**PAGE:**

Crabbing is usually good in the winter. A lot of areas may be closed for prawns so check with DFO (1-866-431-3474). Winter closures will be in effect to protect large, mature, egg-bearing females as their eggs prepare to hatch before the four-year life cycle ends
Chum and coho fishing in the Nanaimo River is open until December 31, but the fishing is tapering off. The lower portion between the bridges should later be open for steelhead.
Trout fishing in local lakes is good in the fall and should stay productive for now because of the warm weather. The bigger lakes around Nanaimo are good all winter for trout. Fly fish deep with sinking line and wet flies - local favorites like the Pumpkinhead Wooly Bugger or troll a Flatfish.
Gone Fishin’, 600-2980 North Island Hwy., Nanaimo, ph: 250-758-7726
PARKSVILLE / FRENCH CREEK REPORT
Winter chinooks... The best way to winterize your boat is to keep fishing! A great way to break up a wet winter is to find a day when the wind and sun cooperate and head out on the saltchuck. Nothing like a crisp day, flat seas, backdropped with fresh snow on our local mountains.
Last winter was very productive for winter chinooks in local waters. At time of writing this report (early November) we are having a huge return of chum salmon to our area. It's been a few years since there's been a commercial fishery for salmon in Area 14. A welcomed sight after our lower than expected chinook salmon return.
Winter chinooks" (two to three-year-old resident salmon) will hold in our area providing there is bait (usually herring) to satisfy their hearty appetite.
Winter chinooks tend to be deep so keep the downriggers just off the bottom, troll a bit faster than usual (2 1/2-3 m.ph.) as well. Covering lots of water is key, as these salmon are on the move looking for food.
Brighter colour 4" spoons in neon glow/pink strip (48"-60") leader with a crushed ice/glow flasher work well. Having some glow material on flashers, spoons, hootchies, and teaser heads can help to grab their attention in low light conditions.
Now is the time to try bait again (anchovies, herring, herring strip) as the dogfish have moved out seeking warmer water. A glow teaser head (48"-60") leader with a green/glow flasher should do the trick.
Chinook salmon tend to feed near structure so areas like Out Front on the humps, Mistaken Island, Gerald Island, and Ballenas Islands are good starting points. These salmon are some of the best eating, with cooler water temperatures they have more fat content and beautiful red flesh.
Winter is a nice time to prawn and crab as well. Keep an eye out for spawning female prawns (eggs attached) during the winter months, recommended to return these, or better yet move to another area if you feel your getting a lot of females in a paticular spot. Crab is nice and fresh with less molting (soft shell) crab in the winter. It's also a great time of year to harvest some oysters and clams too.

**INSTRUCTIONS:**
#1 In the fishing report, until what date is chum and coho fishing in the Nanaimo River open?
#2 Please copy the fishing report word for word, starting at the words "Winter is a" and ending after "and clams too.".
#3 Extend the fishing report past its final sentence.
The records are separate material, apart from the fishing report.

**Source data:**
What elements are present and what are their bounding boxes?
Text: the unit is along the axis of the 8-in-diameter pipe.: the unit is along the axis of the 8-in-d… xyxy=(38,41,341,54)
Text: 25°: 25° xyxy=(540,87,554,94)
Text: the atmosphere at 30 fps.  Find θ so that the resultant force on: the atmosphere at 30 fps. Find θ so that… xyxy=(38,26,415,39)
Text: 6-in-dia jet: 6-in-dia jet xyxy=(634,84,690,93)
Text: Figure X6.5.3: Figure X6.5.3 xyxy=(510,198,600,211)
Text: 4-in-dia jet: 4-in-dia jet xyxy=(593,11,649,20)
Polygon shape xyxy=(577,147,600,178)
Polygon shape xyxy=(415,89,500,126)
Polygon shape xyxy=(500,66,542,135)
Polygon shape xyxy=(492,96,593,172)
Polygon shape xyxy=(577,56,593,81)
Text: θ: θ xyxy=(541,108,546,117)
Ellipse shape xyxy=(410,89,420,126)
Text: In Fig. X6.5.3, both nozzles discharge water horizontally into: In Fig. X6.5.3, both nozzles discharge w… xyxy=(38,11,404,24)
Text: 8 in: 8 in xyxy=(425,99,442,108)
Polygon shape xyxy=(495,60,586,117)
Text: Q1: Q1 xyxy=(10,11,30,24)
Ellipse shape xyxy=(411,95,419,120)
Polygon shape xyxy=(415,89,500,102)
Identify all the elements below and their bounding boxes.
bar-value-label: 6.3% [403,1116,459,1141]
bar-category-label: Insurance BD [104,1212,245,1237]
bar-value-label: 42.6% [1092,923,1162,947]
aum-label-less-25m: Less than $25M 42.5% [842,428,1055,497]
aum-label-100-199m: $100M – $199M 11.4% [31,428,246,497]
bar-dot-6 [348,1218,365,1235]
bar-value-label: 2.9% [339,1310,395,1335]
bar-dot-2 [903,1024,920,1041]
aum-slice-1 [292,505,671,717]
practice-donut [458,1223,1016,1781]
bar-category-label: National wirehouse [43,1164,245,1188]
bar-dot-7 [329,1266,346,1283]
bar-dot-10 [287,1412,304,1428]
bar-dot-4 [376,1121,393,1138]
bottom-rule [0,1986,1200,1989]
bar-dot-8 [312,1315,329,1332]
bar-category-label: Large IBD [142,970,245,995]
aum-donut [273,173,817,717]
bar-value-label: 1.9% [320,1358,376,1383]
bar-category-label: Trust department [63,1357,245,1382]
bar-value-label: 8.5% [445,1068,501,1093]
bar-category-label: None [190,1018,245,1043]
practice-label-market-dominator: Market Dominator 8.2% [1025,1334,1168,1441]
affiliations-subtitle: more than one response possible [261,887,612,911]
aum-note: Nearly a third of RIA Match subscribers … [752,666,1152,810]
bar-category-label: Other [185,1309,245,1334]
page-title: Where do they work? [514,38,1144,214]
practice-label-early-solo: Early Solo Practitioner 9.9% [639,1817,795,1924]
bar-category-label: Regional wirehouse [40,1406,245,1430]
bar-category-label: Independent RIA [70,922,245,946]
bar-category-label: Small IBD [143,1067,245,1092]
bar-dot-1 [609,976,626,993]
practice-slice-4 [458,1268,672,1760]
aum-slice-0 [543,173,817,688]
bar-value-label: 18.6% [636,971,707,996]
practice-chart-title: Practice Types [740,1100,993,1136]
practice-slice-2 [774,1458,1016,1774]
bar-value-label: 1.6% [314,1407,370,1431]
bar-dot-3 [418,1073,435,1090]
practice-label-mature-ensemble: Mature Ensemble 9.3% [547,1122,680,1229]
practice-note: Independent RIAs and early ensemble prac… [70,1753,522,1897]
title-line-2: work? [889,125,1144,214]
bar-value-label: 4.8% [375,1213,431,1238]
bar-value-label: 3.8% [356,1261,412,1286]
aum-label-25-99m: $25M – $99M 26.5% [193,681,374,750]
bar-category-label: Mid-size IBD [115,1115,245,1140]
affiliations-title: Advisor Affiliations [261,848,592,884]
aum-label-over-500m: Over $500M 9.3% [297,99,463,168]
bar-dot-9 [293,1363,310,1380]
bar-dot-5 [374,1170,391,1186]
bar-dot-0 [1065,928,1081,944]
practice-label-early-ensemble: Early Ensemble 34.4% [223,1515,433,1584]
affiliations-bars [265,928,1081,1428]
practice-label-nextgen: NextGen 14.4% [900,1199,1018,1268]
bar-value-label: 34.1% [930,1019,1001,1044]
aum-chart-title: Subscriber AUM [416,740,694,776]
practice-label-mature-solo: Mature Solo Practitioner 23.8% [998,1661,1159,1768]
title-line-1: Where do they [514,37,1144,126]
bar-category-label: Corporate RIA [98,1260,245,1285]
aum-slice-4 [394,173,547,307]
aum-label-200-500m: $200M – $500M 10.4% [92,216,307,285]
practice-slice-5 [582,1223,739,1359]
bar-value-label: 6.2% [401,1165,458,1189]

**RESPONSES PER TASK:**
#1 December 31

#2
Winter is a nice time to prawn and crab as well. Keep an eye out for spawning female prawns (eggs attached) during the winter months, recommended to return these, or better yet move to another area if you feel your getting a lot of females in a paticular spot. Crab is nice and fresh with less molting (soft shell) crab in the winter. It's also a great time of year to harvest some oysters and clams too.

#3
As far as the boat goes, It's a good idea to stabilizer your fuel in the off season. Running the boat up once a month keeps your batteries up and things moving so you might as well take an extra step or two and find that perfect day and hit the water! The taste of fresh seafood in the winter will always bring a smile to your face, so what are you waiting for?
Darrell Jobb, Western Star Charters,
(250) 951-5927 email@example.com
& French Creek Harbour Store, 5 - 1025 Lee Rd., Parksville, 250-248-8912, www.frenchcreekstore.ca
MID-ISLAND RIVER AND BEACH REPORT
The height of the fishing season is largely over. After a difficult early summer with very little water, which eventually led to closure of nearly all of the rivers on the south of the island, fishing got better with the rainfall of late summer. In fact as I write this in early November I hear that last month has been the wettest October on record ! Right now the local rivers are in flood and totally unfishable. Feast or famine!
Before this recent dump of rain good sport was enjoyed on most of the local rivers with bright chinook, coho and chum being caught on both fly and gear. Earlier the pinks eventually arrived off the beaches of mid-Island in early August, but not in great numbers. Coho salmon off the beaches were elusive and whether or not you caught fish was based around being in the right place at the right time or just being plain lucky! The fishermen using gear could often get to the fish that the fly guys couldn’t reach.
In freshwater the steelheaders will be chasing this fantastic fish in a core of Vancouver Island rivers, the most famous of which are the Stamp and Cowichan. Fly fishermen will get some fish, using large marabou patterns and Wooly Buggers in a variety of bright colours. Large rubber legged nymphs also work well close to the bottom. However, the majority will be caught on gear using Jensen Eggs, Corkies, Spin ‘n’ Glows, or pink worms under dink floats with pencil lead.
Some hardy types will be out on the saltchuck after feeder chinook on the finer days of winter. These are young fish typically two- or three-years-old. In general they are more active feeders than summer fish. As a result you can fish faster and cover more water.
As I write this there are still huge late runs of chum and in many east coast rivers and several anglers had good sport on the fly on the Little Qualicum River and on fly and gear in the Englishman River.
Trout fishing can be good between now and the depths of winter. Fishing with egg patterns often finds the bigger fish that have followed the spawning salmon into local rivers.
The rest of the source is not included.